# Work to be completed:
State only how many lines below include the string "considered".

(Collected data)
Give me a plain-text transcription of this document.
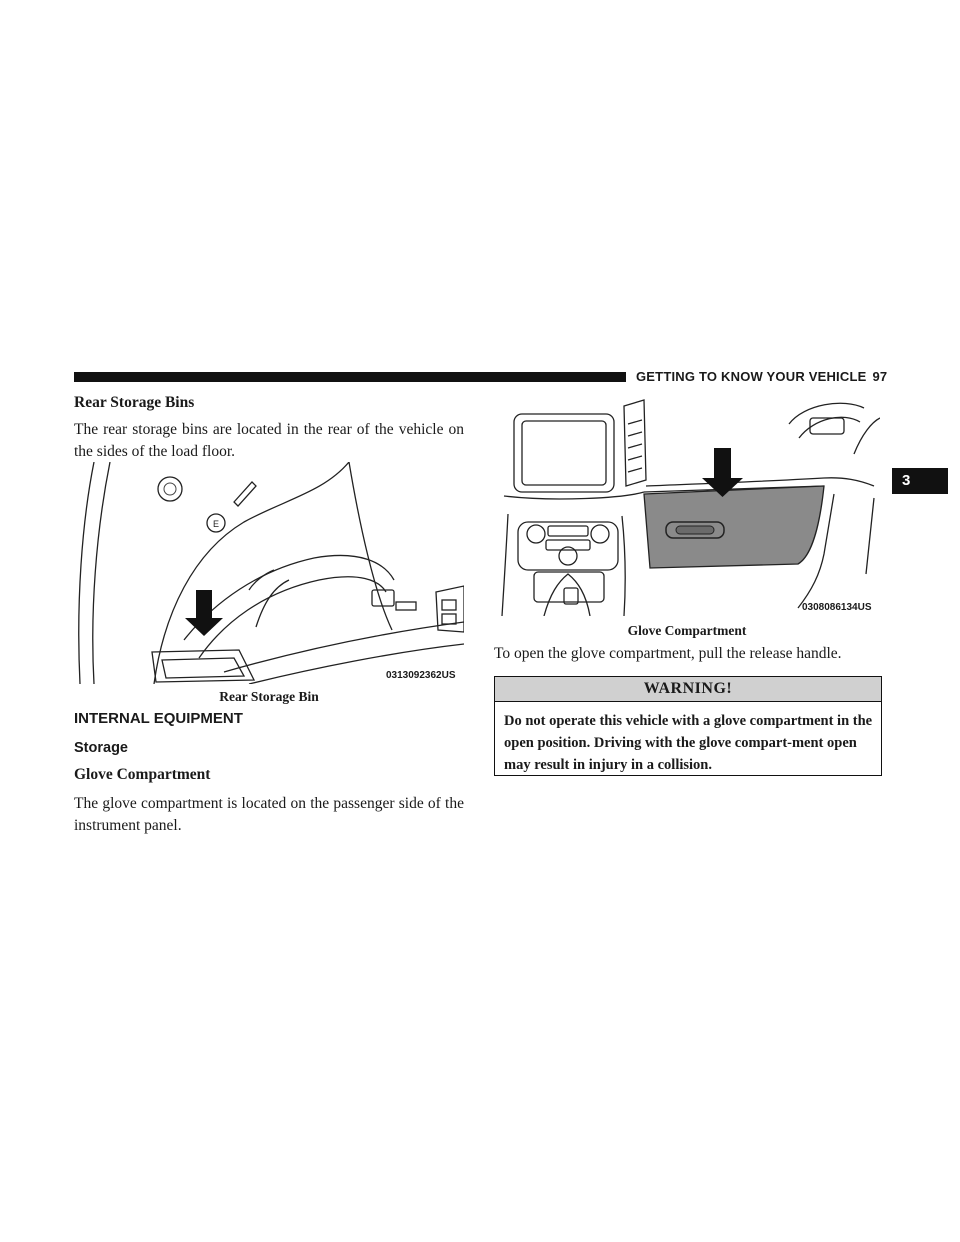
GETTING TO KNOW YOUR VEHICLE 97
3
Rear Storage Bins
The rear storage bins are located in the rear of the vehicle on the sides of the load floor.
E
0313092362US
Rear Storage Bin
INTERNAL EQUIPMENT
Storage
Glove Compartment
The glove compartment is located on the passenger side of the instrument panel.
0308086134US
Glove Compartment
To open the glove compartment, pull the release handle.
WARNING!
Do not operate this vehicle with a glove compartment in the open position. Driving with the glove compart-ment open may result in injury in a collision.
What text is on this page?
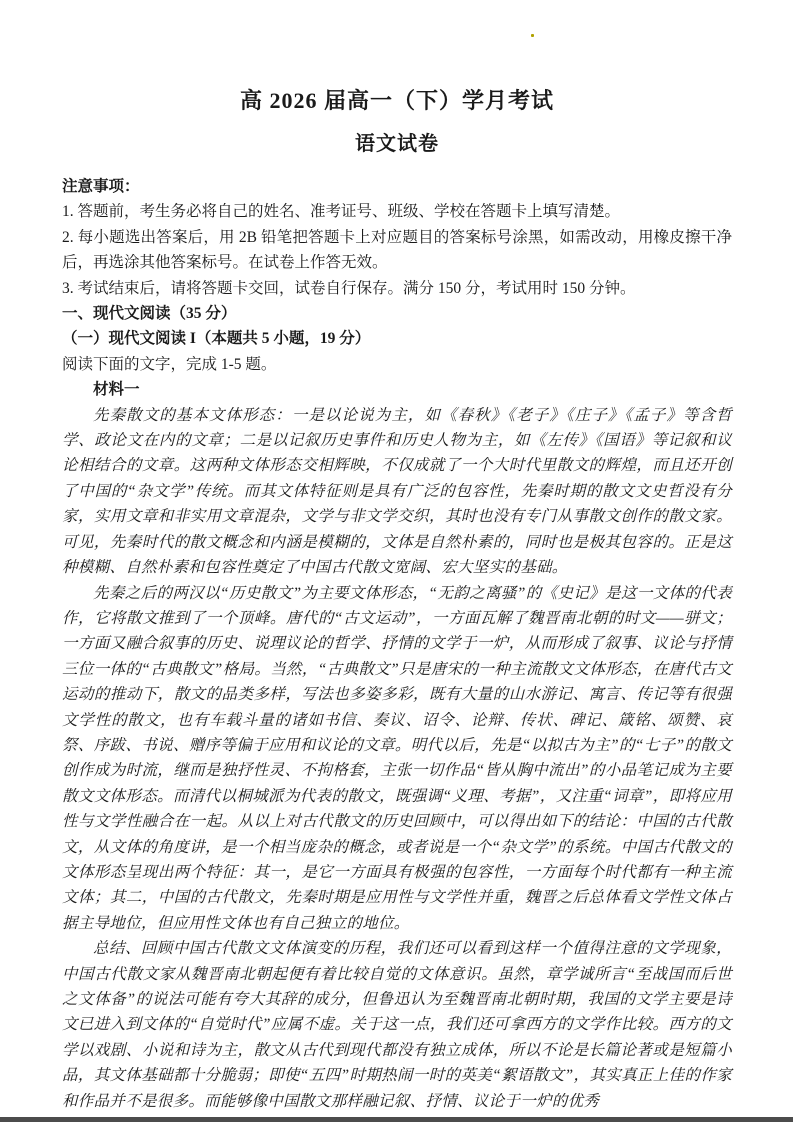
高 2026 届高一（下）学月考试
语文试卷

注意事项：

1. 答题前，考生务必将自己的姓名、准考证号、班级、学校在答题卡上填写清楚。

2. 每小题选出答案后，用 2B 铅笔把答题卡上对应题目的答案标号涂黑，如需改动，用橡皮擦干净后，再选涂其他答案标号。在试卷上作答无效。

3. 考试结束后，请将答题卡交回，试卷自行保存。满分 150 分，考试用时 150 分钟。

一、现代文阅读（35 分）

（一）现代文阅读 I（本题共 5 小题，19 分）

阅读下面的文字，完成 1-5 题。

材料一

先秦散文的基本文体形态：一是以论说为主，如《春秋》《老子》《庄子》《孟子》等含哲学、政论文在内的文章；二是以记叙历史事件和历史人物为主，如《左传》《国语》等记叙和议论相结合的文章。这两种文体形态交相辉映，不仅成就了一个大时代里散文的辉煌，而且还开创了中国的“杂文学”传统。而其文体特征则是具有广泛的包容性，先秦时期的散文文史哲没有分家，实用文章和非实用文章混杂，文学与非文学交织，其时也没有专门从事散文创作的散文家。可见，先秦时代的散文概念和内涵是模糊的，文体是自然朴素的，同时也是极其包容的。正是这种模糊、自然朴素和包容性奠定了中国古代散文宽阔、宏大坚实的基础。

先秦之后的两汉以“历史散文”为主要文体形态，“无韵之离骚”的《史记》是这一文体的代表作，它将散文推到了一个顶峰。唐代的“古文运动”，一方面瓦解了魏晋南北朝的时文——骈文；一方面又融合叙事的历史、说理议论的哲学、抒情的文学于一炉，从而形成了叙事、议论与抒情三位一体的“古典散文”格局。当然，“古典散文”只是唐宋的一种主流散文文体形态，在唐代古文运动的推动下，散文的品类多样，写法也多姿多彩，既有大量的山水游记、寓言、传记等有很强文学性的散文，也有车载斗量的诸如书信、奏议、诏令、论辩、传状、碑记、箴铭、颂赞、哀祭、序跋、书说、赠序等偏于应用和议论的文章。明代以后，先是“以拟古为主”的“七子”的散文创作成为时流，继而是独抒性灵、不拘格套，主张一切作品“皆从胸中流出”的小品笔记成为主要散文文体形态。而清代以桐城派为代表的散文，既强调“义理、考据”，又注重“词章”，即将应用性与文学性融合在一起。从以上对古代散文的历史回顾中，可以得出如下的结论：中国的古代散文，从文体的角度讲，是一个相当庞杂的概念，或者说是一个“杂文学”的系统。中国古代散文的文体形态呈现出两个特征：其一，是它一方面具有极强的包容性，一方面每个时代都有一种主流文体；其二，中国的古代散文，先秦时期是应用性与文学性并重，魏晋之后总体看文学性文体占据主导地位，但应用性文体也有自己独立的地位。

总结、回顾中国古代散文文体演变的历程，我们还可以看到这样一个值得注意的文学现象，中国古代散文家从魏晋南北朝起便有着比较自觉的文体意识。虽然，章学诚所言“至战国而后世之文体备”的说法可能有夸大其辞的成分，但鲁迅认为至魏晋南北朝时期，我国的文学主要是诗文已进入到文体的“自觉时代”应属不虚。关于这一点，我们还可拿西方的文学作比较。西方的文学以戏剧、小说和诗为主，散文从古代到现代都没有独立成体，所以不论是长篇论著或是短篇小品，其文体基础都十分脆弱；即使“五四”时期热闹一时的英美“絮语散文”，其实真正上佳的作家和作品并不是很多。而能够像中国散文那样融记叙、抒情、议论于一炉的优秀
* * *
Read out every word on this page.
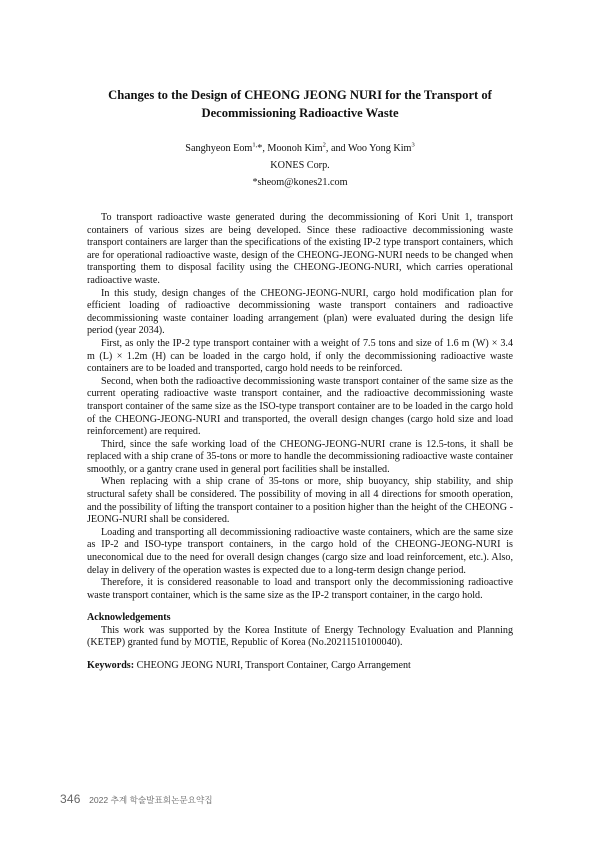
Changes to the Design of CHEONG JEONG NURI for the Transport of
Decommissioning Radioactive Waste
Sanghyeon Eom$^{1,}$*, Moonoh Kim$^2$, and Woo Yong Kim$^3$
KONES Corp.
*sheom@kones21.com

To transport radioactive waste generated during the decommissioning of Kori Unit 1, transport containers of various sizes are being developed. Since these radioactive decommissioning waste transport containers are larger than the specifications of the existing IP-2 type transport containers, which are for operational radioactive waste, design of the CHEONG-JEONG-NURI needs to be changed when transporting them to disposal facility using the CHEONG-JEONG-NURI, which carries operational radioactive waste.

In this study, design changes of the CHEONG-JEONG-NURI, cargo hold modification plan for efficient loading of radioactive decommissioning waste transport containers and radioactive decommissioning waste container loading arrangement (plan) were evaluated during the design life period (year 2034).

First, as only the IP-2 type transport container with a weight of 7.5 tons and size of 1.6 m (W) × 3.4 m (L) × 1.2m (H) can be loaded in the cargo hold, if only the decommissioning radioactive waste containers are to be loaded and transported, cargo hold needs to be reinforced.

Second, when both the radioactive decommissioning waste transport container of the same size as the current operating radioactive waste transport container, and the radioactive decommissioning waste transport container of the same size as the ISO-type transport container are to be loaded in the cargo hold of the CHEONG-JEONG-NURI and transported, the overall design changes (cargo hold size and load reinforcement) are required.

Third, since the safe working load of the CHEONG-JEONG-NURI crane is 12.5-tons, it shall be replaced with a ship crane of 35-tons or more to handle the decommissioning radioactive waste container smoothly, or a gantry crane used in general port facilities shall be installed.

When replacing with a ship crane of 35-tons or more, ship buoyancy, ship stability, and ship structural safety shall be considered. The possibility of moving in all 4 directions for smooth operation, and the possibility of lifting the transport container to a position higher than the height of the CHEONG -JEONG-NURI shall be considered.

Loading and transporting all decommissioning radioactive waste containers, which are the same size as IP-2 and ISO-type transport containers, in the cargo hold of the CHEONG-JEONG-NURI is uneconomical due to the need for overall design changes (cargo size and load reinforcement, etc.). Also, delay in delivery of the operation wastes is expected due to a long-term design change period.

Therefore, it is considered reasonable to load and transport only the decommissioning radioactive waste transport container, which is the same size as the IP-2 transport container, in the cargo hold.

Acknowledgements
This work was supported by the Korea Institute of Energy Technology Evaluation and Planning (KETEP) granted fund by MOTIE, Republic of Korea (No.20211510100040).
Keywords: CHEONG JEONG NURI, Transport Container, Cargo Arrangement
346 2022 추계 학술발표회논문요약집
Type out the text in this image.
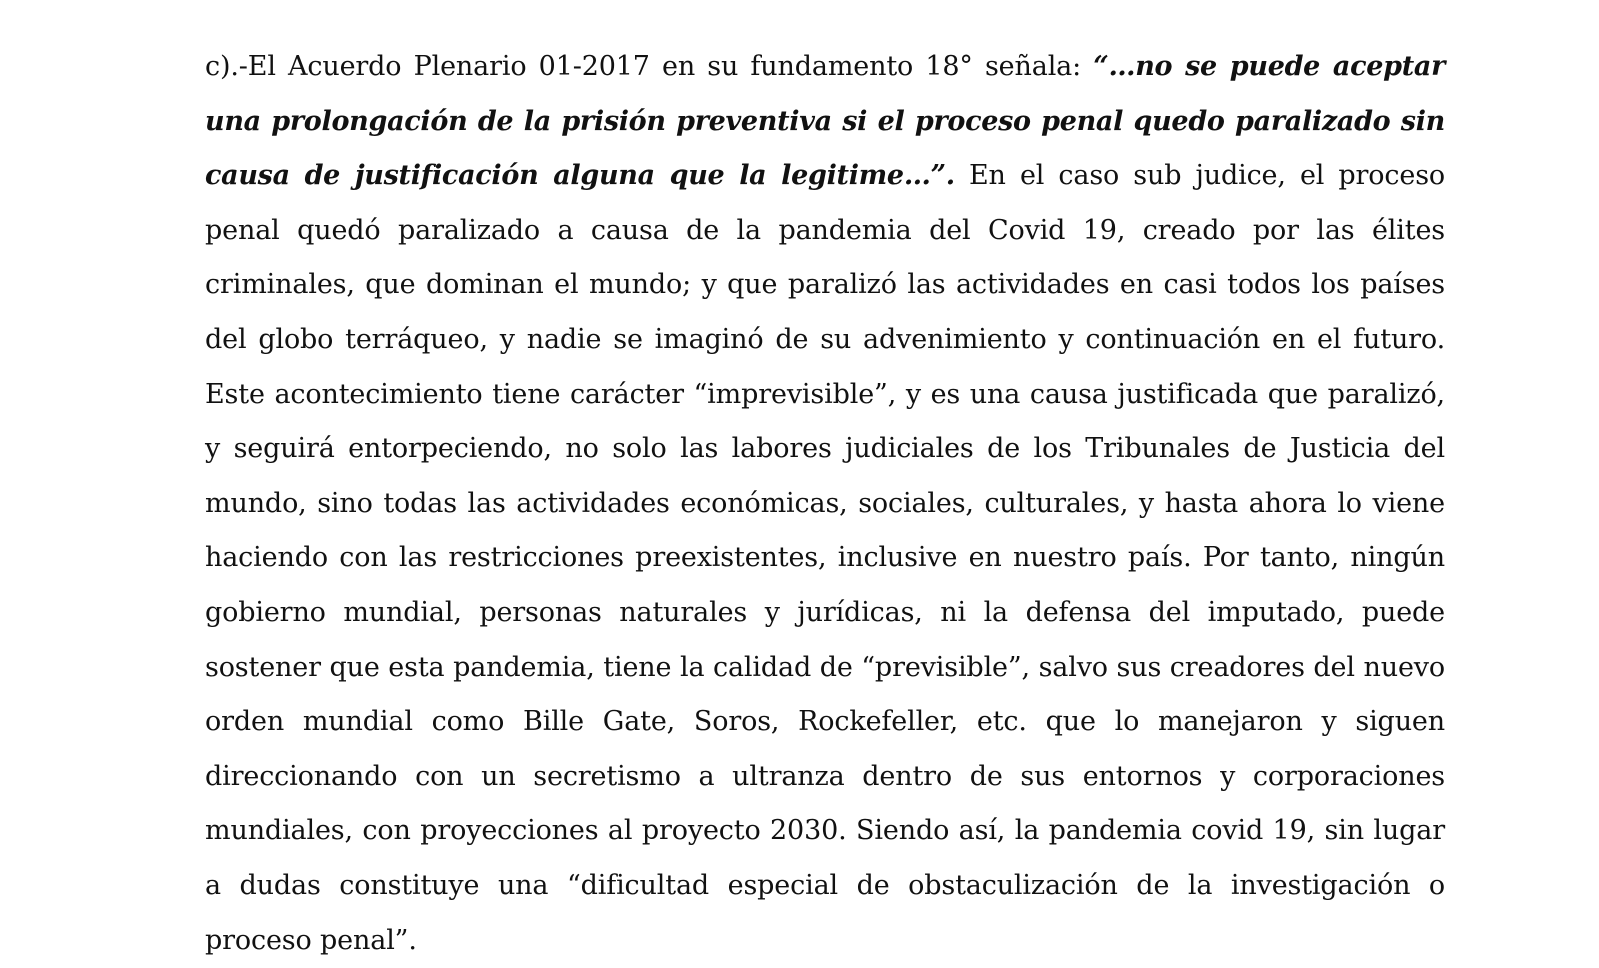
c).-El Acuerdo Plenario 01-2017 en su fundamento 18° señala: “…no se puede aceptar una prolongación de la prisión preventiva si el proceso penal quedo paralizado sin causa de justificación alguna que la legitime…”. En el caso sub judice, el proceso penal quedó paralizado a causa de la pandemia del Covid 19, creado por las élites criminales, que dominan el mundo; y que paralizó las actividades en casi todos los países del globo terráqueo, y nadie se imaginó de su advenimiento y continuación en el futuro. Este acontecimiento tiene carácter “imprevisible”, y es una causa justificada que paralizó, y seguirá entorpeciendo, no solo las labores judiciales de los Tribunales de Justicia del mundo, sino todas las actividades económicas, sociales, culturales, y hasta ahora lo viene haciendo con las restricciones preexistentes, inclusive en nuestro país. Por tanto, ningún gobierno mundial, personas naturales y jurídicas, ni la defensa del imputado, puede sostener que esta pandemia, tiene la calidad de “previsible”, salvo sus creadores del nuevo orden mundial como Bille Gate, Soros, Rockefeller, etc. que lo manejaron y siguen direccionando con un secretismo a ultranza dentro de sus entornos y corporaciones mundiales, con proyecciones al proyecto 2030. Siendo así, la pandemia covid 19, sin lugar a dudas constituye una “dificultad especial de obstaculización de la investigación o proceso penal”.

# Result of this exercise:
2